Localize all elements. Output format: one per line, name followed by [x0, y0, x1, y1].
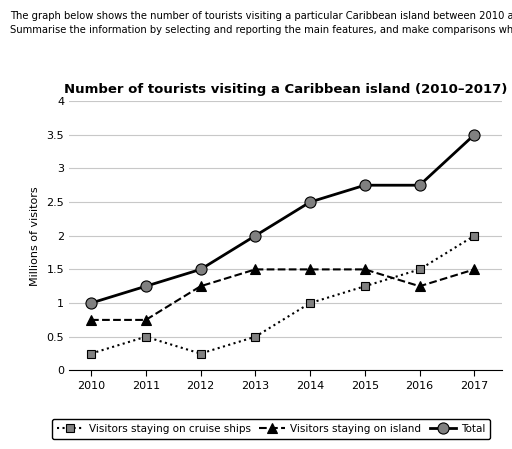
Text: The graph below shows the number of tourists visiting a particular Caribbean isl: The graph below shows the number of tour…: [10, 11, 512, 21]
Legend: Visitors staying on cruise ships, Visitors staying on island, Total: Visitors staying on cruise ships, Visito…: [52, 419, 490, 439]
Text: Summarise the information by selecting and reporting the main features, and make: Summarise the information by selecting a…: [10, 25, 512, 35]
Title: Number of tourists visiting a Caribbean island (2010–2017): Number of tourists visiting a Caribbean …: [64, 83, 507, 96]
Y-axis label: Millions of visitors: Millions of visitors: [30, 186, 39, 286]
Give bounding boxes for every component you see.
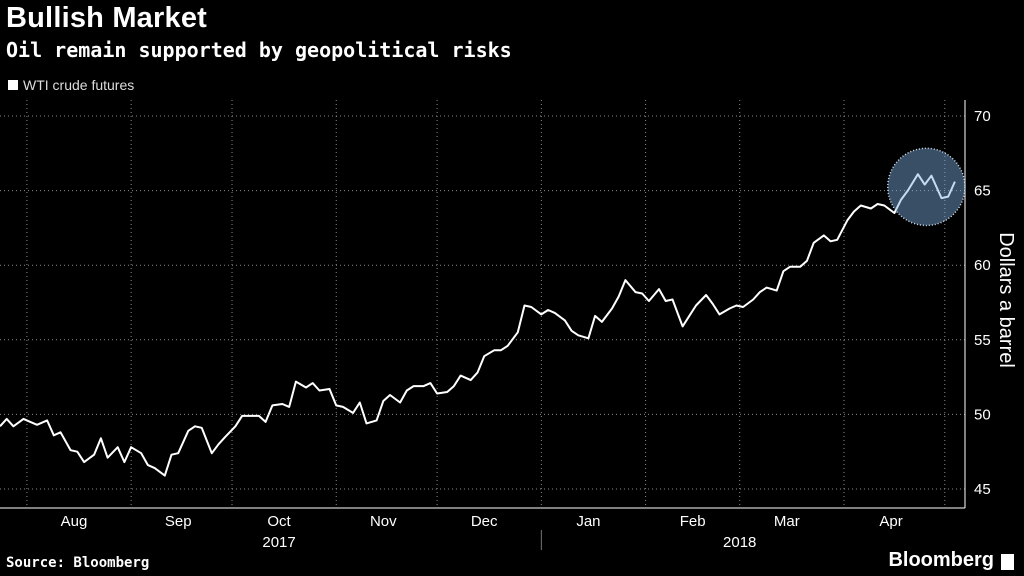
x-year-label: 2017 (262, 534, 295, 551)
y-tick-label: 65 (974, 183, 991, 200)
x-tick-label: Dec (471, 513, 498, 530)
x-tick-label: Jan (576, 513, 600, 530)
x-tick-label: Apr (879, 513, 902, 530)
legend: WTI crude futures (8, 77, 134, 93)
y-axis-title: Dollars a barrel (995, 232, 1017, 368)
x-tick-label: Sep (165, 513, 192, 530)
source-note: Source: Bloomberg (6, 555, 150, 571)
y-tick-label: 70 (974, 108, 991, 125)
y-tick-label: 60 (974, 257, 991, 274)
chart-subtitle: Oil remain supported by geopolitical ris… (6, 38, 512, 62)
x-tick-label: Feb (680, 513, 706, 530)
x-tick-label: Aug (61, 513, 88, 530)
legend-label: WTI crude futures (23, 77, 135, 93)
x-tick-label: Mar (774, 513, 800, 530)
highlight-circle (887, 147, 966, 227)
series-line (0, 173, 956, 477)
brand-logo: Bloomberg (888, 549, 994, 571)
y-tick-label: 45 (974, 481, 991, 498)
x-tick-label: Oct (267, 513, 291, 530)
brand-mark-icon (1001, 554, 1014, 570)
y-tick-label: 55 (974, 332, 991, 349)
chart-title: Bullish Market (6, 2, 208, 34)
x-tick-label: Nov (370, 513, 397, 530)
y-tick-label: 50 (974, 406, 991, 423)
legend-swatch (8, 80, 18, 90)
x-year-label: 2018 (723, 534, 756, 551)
::::::::::
What the task requires:
Give the lines above as a Markdown table with two columns, Row and Line. Number each line in Row, skip any blank lines, and leave the pictures out.

Answer for this exercise:
| Row | Line |
|---|---|
| 1 | Localize all elements. Output format: one per line, name followed by [x0, y0, x1, y1]. |
| 2 | Text: The graph below shows the number of tourists visiting a particular Caribbean isl: The graph below shows the number of tour…: [10, 11, 512, 21] |
| 3 | Legend: Visitors staying on cruise ships, Visitors staying on island, Total: Visitors staying on cruise ships, Visito…: [52, 419, 490, 439] |
| 4 | Text: Summarise the information by selecting and reporting the main features, and make: Summarise the information by selecting a…: [10, 25, 512, 35] |
| 5 | Title: Number of tourists visiting a Caribbean island (2010–2017): Number of tourists visiting a Caribbean …: [64, 83, 507, 96] |
| 6 | Y-axis label: Millions of visitors: Millions of visitors: [30, 186, 39, 286] |
| 7 | Give bounding boxes for every component you see. |
| 8 | x-year-label: 2017 (262, 534, 295, 551) |
| 9 | y-tick-label: 65 (974, 183, 991, 200) |
| 10 | x-tick-label: Dec (471, 513, 498, 530) |
| 11 | x-tick-label: Jan (576, 513, 600, 530) |
| 12 | x-tick-label: Apr (879, 513, 902, 530) |
| 13 | legend: WTI crude futures (8, 77, 134, 93) |
| 14 | y-axis-title: Dollars a barrel (995, 232, 1017, 368) |
| 15 | x-tick-label: Sep (165, 513, 192, 530) |
| 16 | source-note: Source: Bloomberg (6, 555, 150, 571) |
| 17 | y-tick-label: 70 (974, 108, 991, 125) |
| 18 | y-tick-label: 60 (974, 257, 991, 274) |
| 19 | chart-subtitle: Oil remain supported by geopolitical ris… (6, 38, 512, 62) |
| 20 | x-tick-label: Feb (680, 513, 706, 530) |
| 21 | x-tick-label: Aug (61, 513, 88, 530) |
| 22 | legend-label: WTI crude futures (23, 77, 135, 93) |
| 23 | x-tick-label: Mar (774, 513, 800, 530) |
| 24 | highlight-circle (887, 147, 966, 227) |
| 25 | series-line (0, 173, 956, 477) |
| 26 | brand-logo: Bloomberg (888, 549, 994, 571) |
| 27 | y-tick-label: 45 (974, 481, 991, 498) |
| 28 | x-tick-label: Oct (267, 513, 291, 530) |
| 29 | brand-mark-icon (1001, 554, 1014, 570) |
| 30 | y-tick-label: 55 (974, 332, 991, 349) |
| 31 | chart-title: Bullish Market (6, 2, 208, 34) |
| 32 | x-tick-label: Nov (370, 513, 397, 530) |
| 33 | y-tick-label: 50 (974, 406, 991, 423) |
| 34 | legend-swatch (8, 80, 18, 90) |
| 35 | x-year-label: 2018 (723, 534, 756, 551) |